### Excerpted text
%%

I was still there when my niece woke up a few hours later. Ioffered to go out and get another formula for her to try out. Maybe that was the problem. I suggested that we try feeing her while she was still calm and before she got really hungry and frantic. Neither of these plans worked. As soon as we put the bottle to her, she opened up her mouth and howled. She refused the bottle in any way shape or form and so I fed her again. My baby had formula.

Later on in the evening my niece was looking at me from her baby chair. Flirting, my mother in law called it. Seducing me.

When by brother-in-law came home he managed to give her a bottle, thankfully. Apparently she's used to taking it from him.

We're home now and my mother in law just called to so say that DH forgot his cell phone there and, by the way, the baby was howling....

My baby is now asleep. Probably not for the night. But what choice do I have? I'm going to have to go back and feed the other.

Sunday, January 31, 2010

Nipple Confusion? I'm Confused!

%%

Source data:
%%

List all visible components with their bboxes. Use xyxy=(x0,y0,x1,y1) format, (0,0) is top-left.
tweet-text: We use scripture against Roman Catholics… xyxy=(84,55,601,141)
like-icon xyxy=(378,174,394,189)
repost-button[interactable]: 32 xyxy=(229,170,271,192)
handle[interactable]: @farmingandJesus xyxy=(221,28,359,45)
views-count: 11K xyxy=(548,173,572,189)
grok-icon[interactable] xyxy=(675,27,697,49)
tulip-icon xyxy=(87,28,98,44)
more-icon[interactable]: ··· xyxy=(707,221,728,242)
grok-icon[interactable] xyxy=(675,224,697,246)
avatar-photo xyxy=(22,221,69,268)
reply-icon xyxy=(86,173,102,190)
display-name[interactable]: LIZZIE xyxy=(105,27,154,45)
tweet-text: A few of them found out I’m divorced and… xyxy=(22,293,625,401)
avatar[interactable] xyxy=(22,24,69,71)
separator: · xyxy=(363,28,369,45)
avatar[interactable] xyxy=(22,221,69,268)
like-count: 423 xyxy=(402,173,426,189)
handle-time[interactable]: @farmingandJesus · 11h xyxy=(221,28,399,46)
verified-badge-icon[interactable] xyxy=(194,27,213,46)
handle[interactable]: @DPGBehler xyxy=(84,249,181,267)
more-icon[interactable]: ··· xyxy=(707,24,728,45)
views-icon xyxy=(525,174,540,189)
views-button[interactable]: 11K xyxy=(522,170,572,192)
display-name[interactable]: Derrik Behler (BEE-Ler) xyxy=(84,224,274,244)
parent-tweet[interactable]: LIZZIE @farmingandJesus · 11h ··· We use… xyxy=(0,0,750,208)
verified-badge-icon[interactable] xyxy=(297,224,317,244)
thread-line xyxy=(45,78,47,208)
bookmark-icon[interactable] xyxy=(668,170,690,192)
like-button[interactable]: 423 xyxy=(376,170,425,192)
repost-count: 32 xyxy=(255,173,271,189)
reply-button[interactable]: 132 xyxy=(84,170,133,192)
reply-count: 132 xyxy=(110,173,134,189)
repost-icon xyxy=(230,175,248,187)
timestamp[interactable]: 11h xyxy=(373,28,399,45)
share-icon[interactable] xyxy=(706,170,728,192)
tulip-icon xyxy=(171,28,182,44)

%%

### Parts of the exercise
- 1) Give again the portion of the blog excerpt starting at "I was still" and ending at "it. Seducing me.", word for word.
- 2) Summarize the blog excerpt in two sentences.

### Expected results
- 1)
I was still there when my niece woke up a few hours later. Ioffered to go out and get another formula for her to try out. Maybe that was the problem. I suggested that we try feeing her while she was still calm and before she got really hungry and frantic. Neither of these plans worked. As soon as we put the bottle to her, she opened up her mouth and howled. She refused the bottle in any way shape or form and so I fed her again. My baby had formula.

Later on in the evening my niece was looking at me from her baby chair. Flirting, my mother in law called it. Seducing me.

- 2) The writer's niece refused a bottle even after the writer offered to get a different formula and suggested feeding her before she got very hungry, so the writer fed her. Her father later managed to give her a bottle, but after the writer got home, the mother-in-law called to say the baby was howling, and the writer now expects to have to go back and feed her.